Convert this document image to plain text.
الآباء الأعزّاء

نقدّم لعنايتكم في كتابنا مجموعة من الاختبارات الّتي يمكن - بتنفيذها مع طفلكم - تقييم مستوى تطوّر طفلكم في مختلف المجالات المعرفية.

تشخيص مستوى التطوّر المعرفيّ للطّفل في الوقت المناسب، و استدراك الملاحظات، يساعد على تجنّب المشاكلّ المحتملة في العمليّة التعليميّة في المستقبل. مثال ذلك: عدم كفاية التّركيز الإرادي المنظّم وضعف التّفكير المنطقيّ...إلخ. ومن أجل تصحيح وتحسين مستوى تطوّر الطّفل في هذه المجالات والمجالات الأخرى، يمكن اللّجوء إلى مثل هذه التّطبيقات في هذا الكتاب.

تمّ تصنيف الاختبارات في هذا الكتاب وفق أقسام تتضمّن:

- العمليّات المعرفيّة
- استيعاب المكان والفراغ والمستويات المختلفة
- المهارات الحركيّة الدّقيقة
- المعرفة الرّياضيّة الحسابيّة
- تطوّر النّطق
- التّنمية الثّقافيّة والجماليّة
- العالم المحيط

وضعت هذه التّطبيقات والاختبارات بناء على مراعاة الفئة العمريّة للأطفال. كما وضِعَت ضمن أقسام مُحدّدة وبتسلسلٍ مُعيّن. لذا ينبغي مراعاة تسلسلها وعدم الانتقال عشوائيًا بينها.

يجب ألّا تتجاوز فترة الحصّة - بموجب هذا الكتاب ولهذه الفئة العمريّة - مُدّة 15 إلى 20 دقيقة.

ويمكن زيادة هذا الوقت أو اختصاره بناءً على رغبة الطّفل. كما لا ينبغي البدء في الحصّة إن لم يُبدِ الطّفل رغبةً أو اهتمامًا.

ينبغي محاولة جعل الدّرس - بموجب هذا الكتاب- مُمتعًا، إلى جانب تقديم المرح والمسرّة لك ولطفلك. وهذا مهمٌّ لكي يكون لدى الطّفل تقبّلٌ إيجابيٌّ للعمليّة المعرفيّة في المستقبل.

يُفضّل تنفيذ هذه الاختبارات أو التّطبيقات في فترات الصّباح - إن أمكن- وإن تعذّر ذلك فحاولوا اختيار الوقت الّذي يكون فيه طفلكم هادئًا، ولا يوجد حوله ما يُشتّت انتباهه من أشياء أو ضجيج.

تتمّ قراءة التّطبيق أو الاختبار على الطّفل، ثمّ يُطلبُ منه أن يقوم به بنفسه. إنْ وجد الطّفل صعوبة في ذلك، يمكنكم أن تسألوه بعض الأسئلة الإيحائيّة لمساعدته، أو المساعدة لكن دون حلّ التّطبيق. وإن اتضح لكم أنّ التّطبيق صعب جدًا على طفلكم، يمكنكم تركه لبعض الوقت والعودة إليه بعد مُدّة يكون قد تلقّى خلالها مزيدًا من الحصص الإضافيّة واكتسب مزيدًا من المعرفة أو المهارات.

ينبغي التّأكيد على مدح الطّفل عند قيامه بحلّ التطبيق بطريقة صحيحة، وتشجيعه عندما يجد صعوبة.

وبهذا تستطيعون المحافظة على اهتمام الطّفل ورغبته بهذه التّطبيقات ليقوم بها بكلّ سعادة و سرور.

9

━━━━━━

WHAT TO WORK ON ▸
In the listing above, find each line with the word "بموجب" and copy it.

SOLVED EXERCISE ▸
يجب ألّا تتجاوز فترة الحصّة - بموجب هذا الكتاب ولهذه الفئة العمريّة - مُدّة 15 إلى 20 دقيقة.
ينبغي محاولة جعل الدّرس - بموجب هذا الكتاب- مُمتعًا، إلى جانب تقديم المرح والمسرّة لك ولطفلك. وهذا مهمٌّ لكي يكون لدى الطّفل تقبّلٌ إيجابيٌّ للعمليّة المعرفيّة في المستقبل.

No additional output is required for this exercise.